#### What needs to be done
Copy out all the rows below, replacing each "station-row" with "site-row" and keeping everything else unchanged. Leave the pictures out of your answer.

#### Data supplied
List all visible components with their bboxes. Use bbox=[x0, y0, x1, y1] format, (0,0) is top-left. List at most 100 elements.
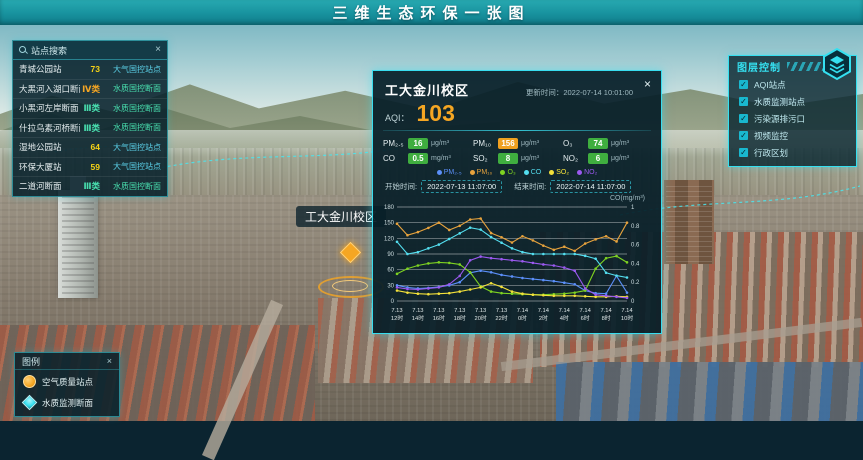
pollutant-reading: PM₁₀156μg/m³ bbox=[473, 138, 561, 149]
legend-panel-header: 图例 × bbox=[15, 353, 119, 370]
legend-dot bbox=[500, 170, 505, 175]
legend-label: PM₁₀ bbox=[477, 169, 493, 176]
start-time-input[interactable]: 2022-07-13 11:07:00 bbox=[421, 180, 502, 193]
legend-item: 空气质量站点 bbox=[15, 370, 119, 391]
station-row[interactable]: 大黑河入湖口断面Ⅳ类水质国控断面 bbox=[13, 80, 167, 100]
layers-hexagon-icon[interactable] bbox=[820, 47, 854, 81]
pollutant-unit: μg/m³ bbox=[521, 155, 539, 162]
legend-item[interactable]: NO₂ bbox=[577, 169, 597, 176]
checkbox-checked-icon[interactable]: ✓ bbox=[739, 148, 748, 157]
svg-text:1: 1 bbox=[631, 205, 635, 211]
svg-text:16时: 16时 bbox=[433, 314, 445, 322]
pollutant-unit: μg/m³ bbox=[431, 140, 449, 147]
series-line-CO bbox=[397, 228, 627, 278]
checkbox-checked-icon[interactable]: ✓ bbox=[739, 97, 748, 106]
legend-label: O₃ bbox=[507, 169, 515, 176]
aqi-value: 103 bbox=[417, 102, 455, 125]
layer-item[interactable]: ✓视频监控 bbox=[729, 127, 856, 144]
pollutant-label: NO₂ bbox=[563, 154, 585, 163]
legend-item: 水质监测断面 bbox=[15, 391, 119, 412]
svg-text:18时: 18时 bbox=[454, 314, 466, 322]
station-row[interactable]: 湿地公园站64 大气国控站点 bbox=[13, 138, 167, 158]
legend-label: 水质监测断面 bbox=[42, 397, 93, 409]
legend-label: NO₂ bbox=[584, 169, 597, 176]
station-row[interactable]: 环保大厦站59大气国控站点 bbox=[13, 158, 167, 178]
svg-text:20时: 20时 bbox=[475, 314, 487, 322]
white-landmark-tower bbox=[58, 190, 98, 298]
legend-item[interactable]: O₃ bbox=[500, 169, 515, 176]
legend-item[interactable]: PM₁₀ bbox=[470, 169, 493, 176]
svg-text:0.6: 0.6 bbox=[631, 243, 640, 249]
svg-text:0: 0 bbox=[631, 299, 635, 305]
station-value: 64 bbox=[80, 142, 100, 152]
svg-text:10时: 10时 bbox=[621, 314, 633, 322]
end-time-input[interactable]: 2022-07-14 11:07:00 bbox=[550, 180, 631, 193]
update-time: 更新时间：2022-07-14 10:01:00 bbox=[526, 87, 633, 98]
pollutant-value-badge: 16 bbox=[408, 138, 428, 149]
legend-dot bbox=[437, 170, 442, 175]
layer-item[interactable]: ✓污染源排污口 bbox=[729, 110, 856, 127]
svg-text:0: 0 bbox=[391, 299, 395, 305]
close-icon[interactable]: × bbox=[107, 357, 112, 366]
layer-item[interactable]: ✓行政区划 bbox=[729, 144, 856, 161]
station-row[interactable]: 二道河断面Ⅲ类水质国控断面 bbox=[13, 177, 167, 196]
svg-text:7.14: 7.14 bbox=[580, 308, 592, 314]
pollutant-label: CO bbox=[383, 154, 405, 163]
svg-text:7.13: 7.13 bbox=[412, 308, 423, 314]
map-legend-panel: 图例 × 空气质量站点水质监测断面 bbox=[14, 352, 120, 417]
pollutant-label: PM₂.₅ bbox=[383, 139, 405, 148]
popup-header: 工大金川校区 更新时间：2022-07-14 10:01:00 bbox=[373, 71, 661, 99]
divider bbox=[383, 130, 651, 131]
station-row[interactable]: 小黑河左岸断面Ⅲ类水质国控断面 bbox=[13, 99, 167, 119]
chart-legend: PM₂.₅ PM₁₀ O₃ CO SO₂ NO₂ bbox=[373, 165, 661, 177]
checkbox-checked-icon[interactable]: ✓ bbox=[739, 114, 748, 123]
close-icon[interactable]: × bbox=[644, 78, 651, 90]
svg-text:6时: 6时 bbox=[581, 314, 590, 322]
station-value: 59 bbox=[80, 162, 100, 172]
station-value: Ⅲ类 bbox=[80, 180, 100, 192]
checkbox-checked-icon[interactable]: ✓ bbox=[739, 131, 748, 140]
svg-text:0时: 0时 bbox=[518, 314, 527, 322]
station-value: Ⅲ类 bbox=[80, 102, 100, 114]
svg-text:8时: 8时 bbox=[602, 314, 611, 322]
checkbox-checked-icon[interactable]: ✓ bbox=[739, 80, 748, 89]
svg-text:0.4: 0.4 bbox=[631, 261, 640, 267]
svg-text:12时: 12时 bbox=[391, 314, 403, 322]
pollutant-reading: NO₂6μg/m³ bbox=[563, 153, 651, 164]
aqi-label: AQI： bbox=[385, 111, 410, 124]
station-name: 环保大厦站 bbox=[19, 161, 80, 173]
station-name: 青城公园站 bbox=[19, 63, 80, 75]
svg-text:30: 30 bbox=[387, 283, 394, 289]
close-icon[interactable]: × bbox=[155, 45, 161, 55]
legend-panel-title: 图例 bbox=[22, 355, 107, 368]
svg-text:7.14: 7.14 bbox=[538, 308, 550, 314]
legend-label: CO bbox=[531, 169, 542, 176]
svg-text:60: 60 bbox=[387, 268, 394, 274]
pollutant-unit: μg/m³ bbox=[611, 140, 629, 147]
pollutant-value-badge: 0.5 bbox=[408, 153, 428, 164]
legend-item[interactable]: PM₂.₅ bbox=[437, 169, 462, 176]
svg-text:7.13: 7.13 bbox=[496, 308, 507, 314]
legend-item[interactable]: SO₂ bbox=[549, 169, 569, 176]
svg-text:7.14: 7.14 bbox=[517, 308, 529, 314]
pollutant-value-badge: 156 bbox=[498, 138, 518, 149]
pollutant-value-badge: 6 bbox=[588, 153, 608, 164]
layer-item[interactable]: ✓水质监测站点 bbox=[729, 93, 856, 110]
svg-text:7.13: 7.13 bbox=[433, 308, 444, 314]
station-name: 湿地公园站 bbox=[19, 141, 80, 153]
station-row[interactable]: 青城公园站73大气国控站点 bbox=[13, 60, 167, 80]
legend-item[interactable]: CO bbox=[524, 169, 542, 176]
title-bar: 三维生态环保一张图 bbox=[0, 0, 863, 25]
legend-dot bbox=[577, 170, 582, 175]
svg-text:7.13: 7.13 bbox=[475, 308, 486, 314]
legend-dot bbox=[524, 170, 529, 175]
trend-chart-svg: 030609012015018000.20.40.60.817.1312时7.1… bbox=[377, 202, 653, 328]
pollutant-label: PM₁₀ bbox=[473, 139, 495, 148]
pollutant-value-badge: 8 bbox=[498, 153, 518, 164]
station-type: 大气国控站点 bbox=[105, 142, 161, 153]
legend-list: 空气质量站点水质监测断面 bbox=[15, 370, 119, 412]
station-list: 青城公园站73大气国控站点大黑河入湖口断面Ⅳ类水质国控断面小黑河左岸断面Ⅲ类水质… bbox=[13, 60, 167, 196]
pollutant-unit: mg/m³ bbox=[431, 155, 451, 162]
marker-glow-ring-inner bbox=[332, 280, 368, 292]
station-row[interactable]: 什拉乌素河桥断面Ⅲ类水质国控断面 bbox=[13, 119, 167, 139]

#### Result for this exercise
List all visible components with their bboxes. Use bbox=[x0, y0, x1, y1] format, (0,0) is top-left. List at most 100 elements.
pollutant-reading: PM₁₀156μg/m³ bbox=[473, 138, 561, 149]
legend-panel-header: 图例 × bbox=[15, 353, 119, 370]
legend-dot bbox=[500, 170, 505, 175]
legend-label: PM₁₀ bbox=[477, 169, 493, 176]
start-time-input[interactable]: 2022-07-13 11:07:00 bbox=[421, 180, 502, 193]
legend-item: 空气质量站点 bbox=[15, 370, 119, 391]
site-row[interactable]: 大黑河入湖口断面Ⅳ类水质国控断面 bbox=[13, 80, 167, 100]
layers-hexagon-icon[interactable] bbox=[820, 47, 854, 81]
pollutant-unit: μg/m³ bbox=[521, 155, 539, 162]
legend-item[interactable]: NO₂ bbox=[577, 169, 597, 176]
checkbox-checked-icon[interactable]: ✓ bbox=[739, 148, 748, 157]
svg-text:1: 1 bbox=[631, 205, 635, 211]
svg-text:16时: 16时 bbox=[433, 314, 445, 322]
pollutant-unit: μg/m³ bbox=[431, 140, 449, 147]
series-line-CO bbox=[397, 228, 627, 278]
checkbox-checked-icon[interactable]: ✓ bbox=[739, 97, 748, 106]
legend-label: O₃ bbox=[507, 169, 515, 176]
aqi-value: 103 bbox=[417, 102, 455, 125]
layer-item[interactable]: ✓视频监控 bbox=[729, 127, 856, 144]
pollutant-label: NO₂ bbox=[563, 154, 585, 163]
legend-item: 水质监测断面 bbox=[15, 391, 119, 412]
svg-text:18时: 18时 bbox=[454, 314, 466, 322]
site-row[interactable]: 湿地公园站64 大气国控站点 bbox=[13, 138, 167, 158]
legend-label: 水质监测断面 bbox=[42, 397, 93, 409]
legend-label: NO₂ bbox=[584, 169, 597, 176]
site-row[interactable]: 环保大厦站59大气国控站点 bbox=[13, 158, 167, 178]
svg-text:20时: 20时 bbox=[475, 314, 487, 322]
white-landmark-tower bbox=[58, 190, 98, 298]
legend-item[interactable]: O₃ bbox=[500, 169, 515, 176]
legend-item[interactable]: PM₁₀ bbox=[470, 169, 493, 176]
svg-text:0.6: 0.6 bbox=[631, 243, 640, 249]
svg-text:0: 0 bbox=[631, 299, 635, 305]
station-value: 64 bbox=[80, 142, 100, 152]
svg-text:10时: 10时 bbox=[621, 314, 633, 322]
end-time-input[interactable]: 2022-07-14 11:07:00 bbox=[550, 180, 631, 193]
update-time: 更新时间：2022-07-14 10:01:00 bbox=[526, 87, 633, 98]
pollutant-value-badge: 16 bbox=[408, 138, 428, 149]
legend-dot bbox=[437, 170, 442, 175]
layer-item[interactable]: ✓污染源排污口 bbox=[729, 110, 856, 127]
svg-text:0: 0 bbox=[391, 299, 395, 305]
close-icon[interactable]: × bbox=[107, 357, 112, 366]
layer-item[interactable]: ✓行政区划 bbox=[729, 144, 856, 161]
site-row[interactable]: 二道河断面Ⅲ类水质国控断面 bbox=[13, 177, 167, 196]
svg-text:7.14: 7.14 bbox=[580, 308, 592, 314]
pollutant-label: CO bbox=[383, 154, 405, 163]
svg-text:7.13: 7.13 bbox=[412, 308, 423, 314]
map-legend-panel: 图例 × 空气质量站点水质监测断面 bbox=[14, 352, 120, 417]
pollutant-label: PM₂.₅ bbox=[383, 139, 405, 148]
popup-header: 工大金川校区 更新时间：2022-07-14 10:01:00 bbox=[373, 71, 661, 99]
divider bbox=[383, 130, 651, 131]
site-row[interactable]: 小黑河左岸断面Ⅲ类水质国控断面 bbox=[13, 99, 167, 119]
chart-legend: PM₂.₅ PM₁₀ O₃ CO SO₂ NO₂ bbox=[373, 165, 661, 177]
checkbox-checked-icon[interactable]: ✓ bbox=[739, 114, 748, 123]
close-icon[interactable]: × bbox=[644, 78, 651, 90]
svg-text:6时: 6时 bbox=[581, 314, 590, 322]
station-value: 59 bbox=[80, 162, 100, 172]
station-value: Ⅲ类 bbox=[80, 180, 100, 192]
checkbox-checked-icon[interactable]: ✓ bbox=[739, 131, 748, 140]
svg-text:0时: 0时 bbox=[518, 314, 527, 322]
station-value: Ⅲ类 bbox=[80, 102, 100, 114]
svg-text:8时: 8时 bbox=[602, 314, 611, 322]
checkbox-checked-icon[interactable]: ✓ bbox=[739, 80, 748, 89]
svg-text:0.4: 0.4 bbox=[631, 261, 640, 267]
svg-text:12时: 12时 bbox=[391, 314, 403, 322]
pollutant-reading: NO₂6μg/m³ bbox=[563, 153, 651, 164]
aqi-label: AQI： bbox=[385, 111, 410, 124]
station-name: 环保大厦站 bbox=[19, 161, 80, 173]
station-name: 青城公园站 bbox=[19, 63, 80, 75]
svg-text:30: 30 bbox=[387, 283, 394, 289]
close-icon[interactable]: × bbox=[155, 45, 161, 55]
legend-panel-title: 图例 bbox=[22, 355, 107, 368]
svg-text:7.14: 7.14 bbox=[538, 308, 550, 314]
legend-label: CO bbox=[531, 169, 542, 176]
svg-text:60: 60 bbox=[387, 268, 394, 274]
pollutant-unit: μg/m³ bbox=[611, 140, 629, 147]
pollutant-value-badge: 0.5 bbox=[408, 153, 428, 164]
legend-item[interactable]: PM₂.₅ bbox=[437, 169, 462, 176]
svg-text:7.13: 7.13 bbox=[496, 308, 507, 314]
legend-item[interactable]: SO₂ bbox=[549, 169, 569, 176]
svg-text:7.14: 7.14 bbox=[517, 308, 529, 314]
pollutant-value-badge: 156 bbox=[498, 138, 518, 149]
pollutant-value-badge: 6 bbox=[588, 153, 608, 164]
layer-item[interactable]: ✓水质监测站点 bbox=[729, 93, 856, 110]
svg-text:7.13: 7.13 bbox=[433, 308, 444, 314]
station-name: 湿地公园站 bbox=[19, 141, 80, 153]
site-row[interactable]: 青城公园站73大气国控站点 bbox=[13, 60, 167, 80]
legend-item[interactable]: CO bbox=[524, 169, 542, 176]
title-bar: 三维生态环保一张图 bbox=[0, 0, 863, 25]
legend-dot bbox=[577, 170, 582, 175]
svg-text:7.13: 7.13 bbox=[475, 308, 486, 314]
legend-dot bbox=[524, 170, 529, 175]
trend-chart-svg: 030609012015018000.20.40.60.817.1312时7.1… bbox=[377, 202, 653, 328]
pollutant-label: PM₁₀ bbox=[473, 139, 495, 148]
pollutant-value-badge: 8 bbox=[498, 153, 518, 164]
station-type: 大气国控站点 bbox=[105, 142, 161, 153]
legend-list: 空气质量站点水质监测断面 bbox=[15, 370, 119, 412]
station-list: 青城公园站73大气国控站点大黑河入湖口断面Ⅳ类水质国控断面小黑河左岸断面Ⅲ类水质… bbox=[13, 60, 167, 196]
pollutant-unit: mg/m³ bbox=[431, 155, 451, 162]
marker-glow-ring-inner bbox=[332, 280, 368, 292]
site-row[interactable]: 什拉乌素河桥断面Ⅲ类水质国控断面 bbox=[13, 119, 167, 139]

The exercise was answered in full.